§ **CHALLENGE**
Copy the data that follows, character for character, minus the pictures.

------------------------------------------------------------------------

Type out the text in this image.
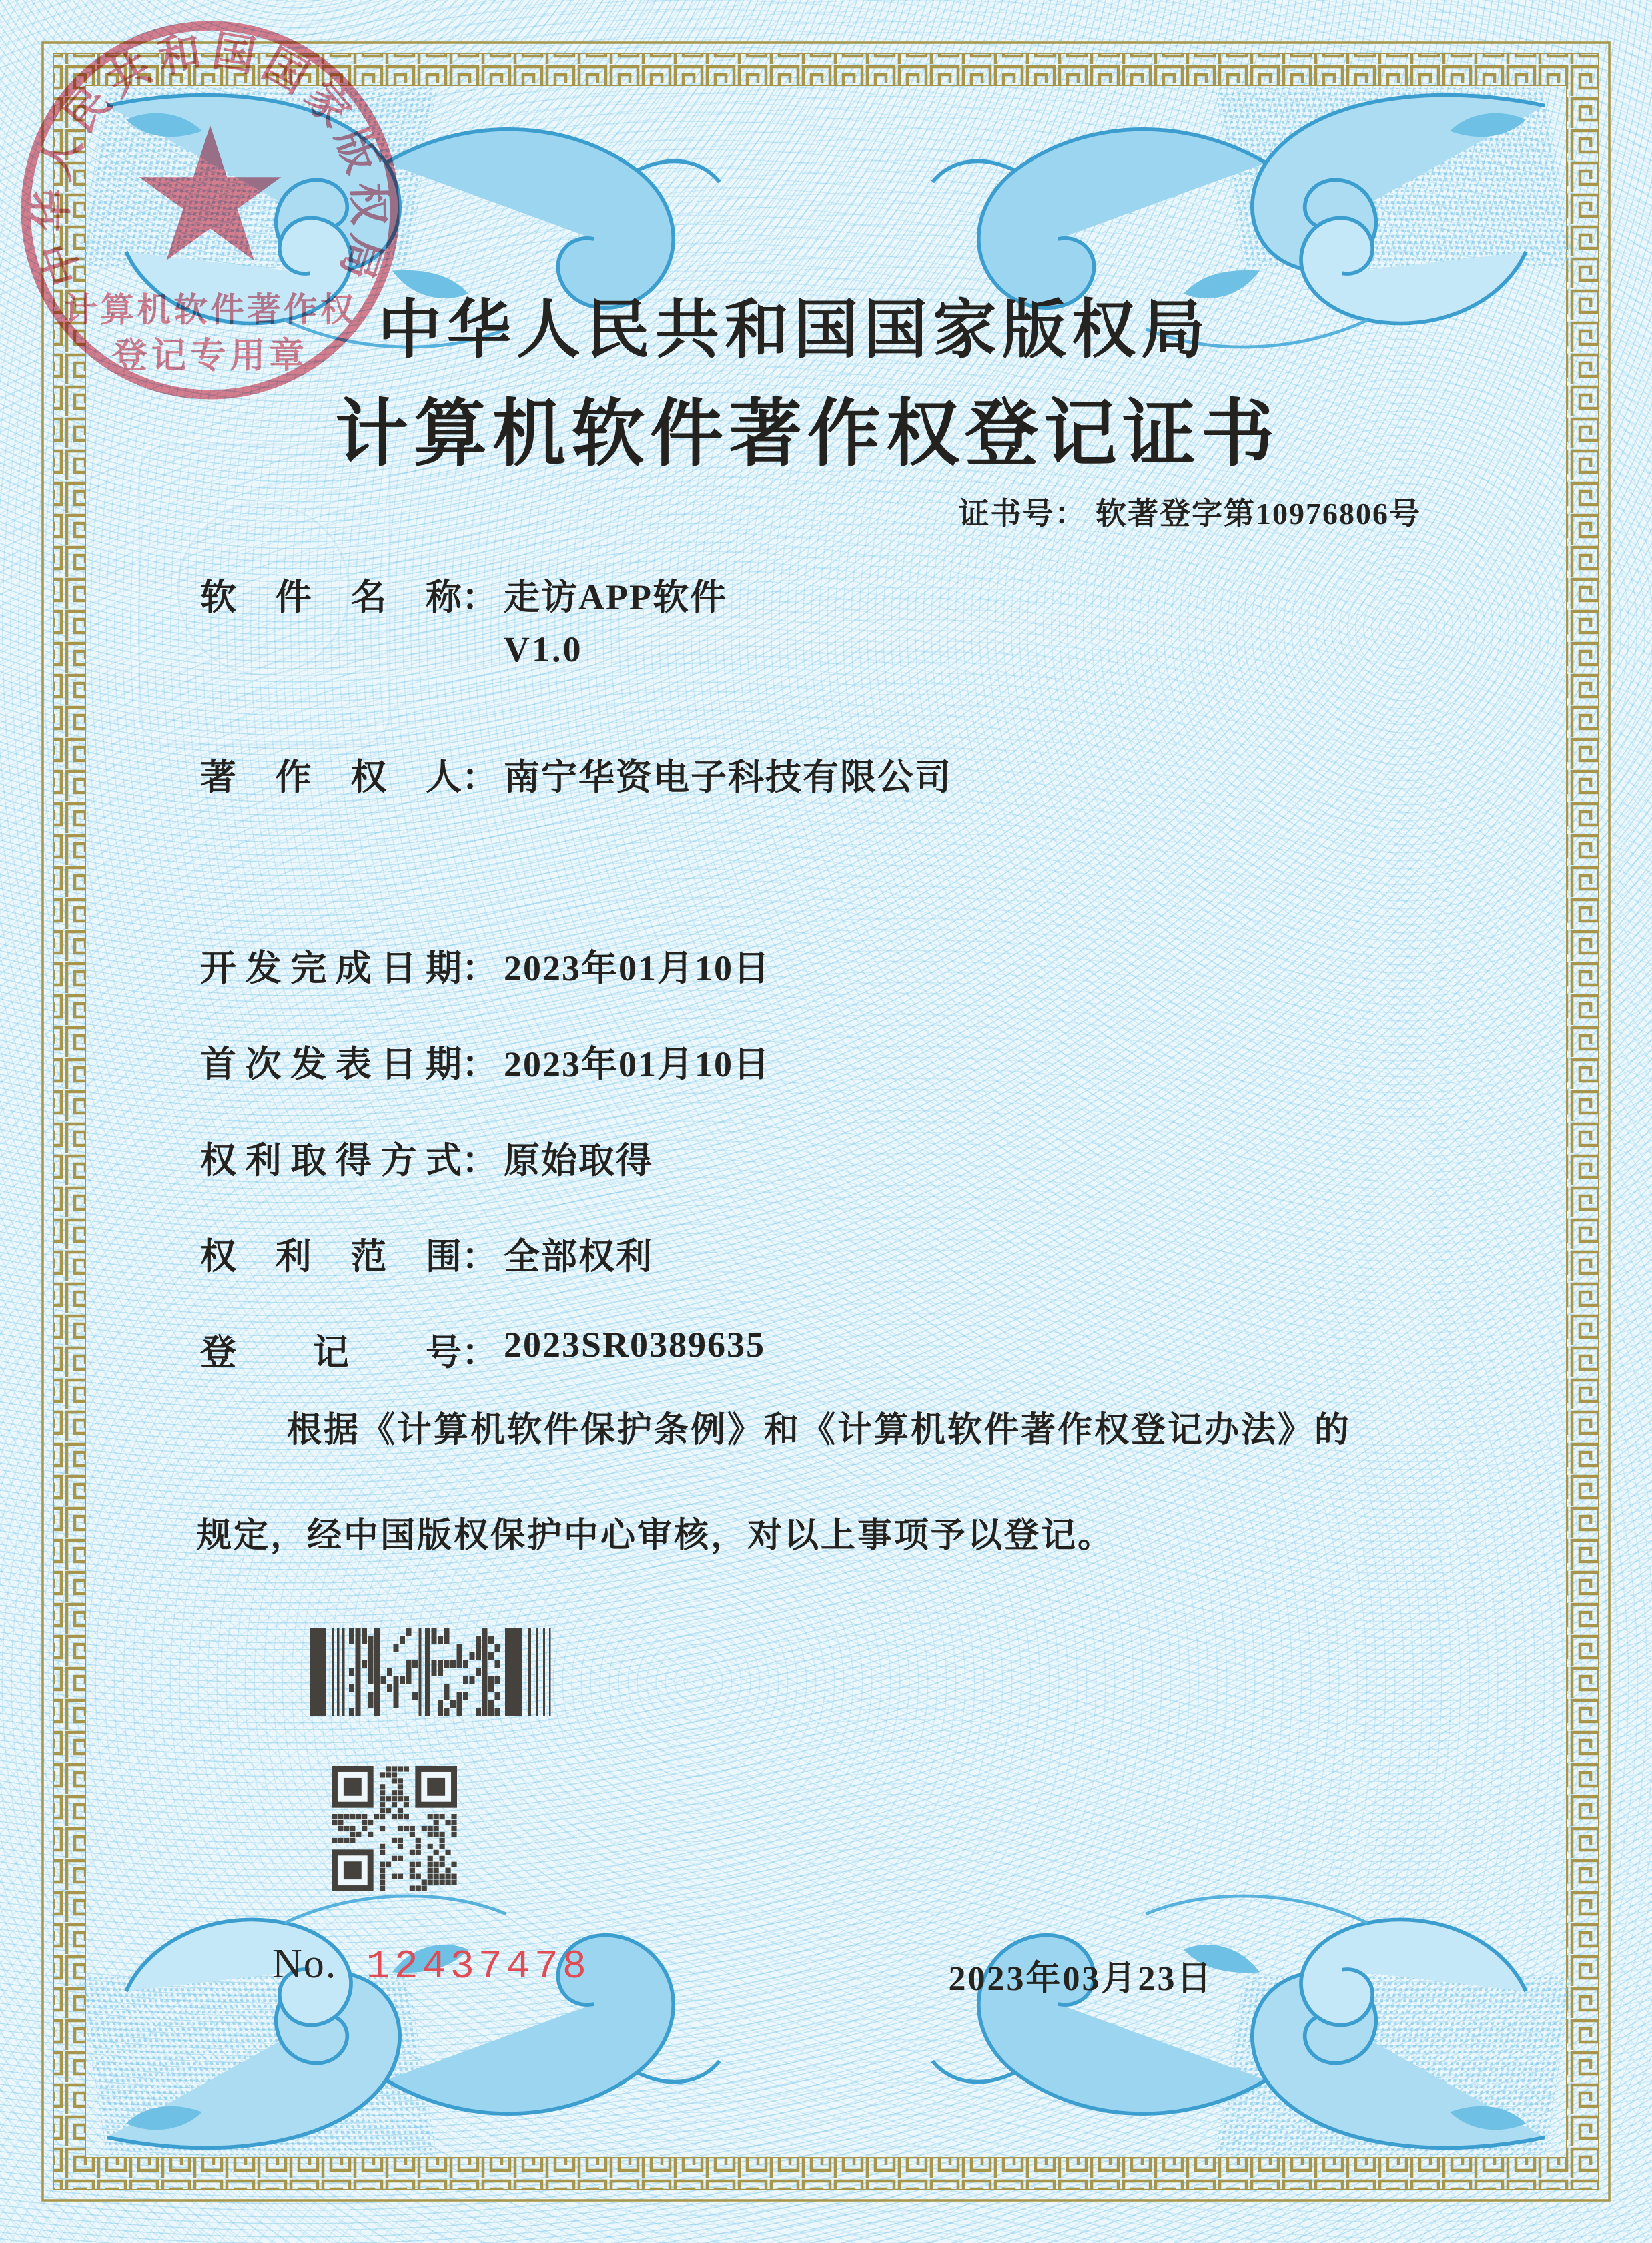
中华人民共和国国家版权局
计算机软件著作权
登记专用章	中华人民共和国国家版权局
计算机软件著作权登记证书
证书号： 软著登字第10976806号
软件名称： 走访APP软件
V1.0
著作权人： 南宁华资电子科技有限公司
开发完成日期： 2023年01月10日
首次发表日期： 2023年01月10日
权利取得方式： 原始取得
权利范围： 全部权利
登记号： 2023SR0389635
根据《计算机软件保护条例》和《计算机软件著作权登记办法》的
规定，经中国版权保护中心审核，对以上事项予以登记。
No. 12437478	2023年03月23日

------------------------------------------------------------------------

§ **EXERCISE SOLUTION**
Type out the text in this image.
中华人民共和国国家版权局
计算机软件著作权
登记专用章	中华人民共和国国家版权局
计算机软件著作权登记证书
证书号： 软著登字第10976806号
软件名称： 走访APP软件
V1.0
著作权人： 南宁华资电子科技有限公司
开发完成日期： 2023年01月10日
首次发表日期： 2023年01月10日
权利取得方式： 原始取得
权利范围： 全部权利
登记号： 2023SR0389635
根据《计算机软件保护条例》和《计算机软件著作权登记办法》的
规定，经中国版权保护中心审核，对以上事项予以登记。
No. 12437478	2023年03月23日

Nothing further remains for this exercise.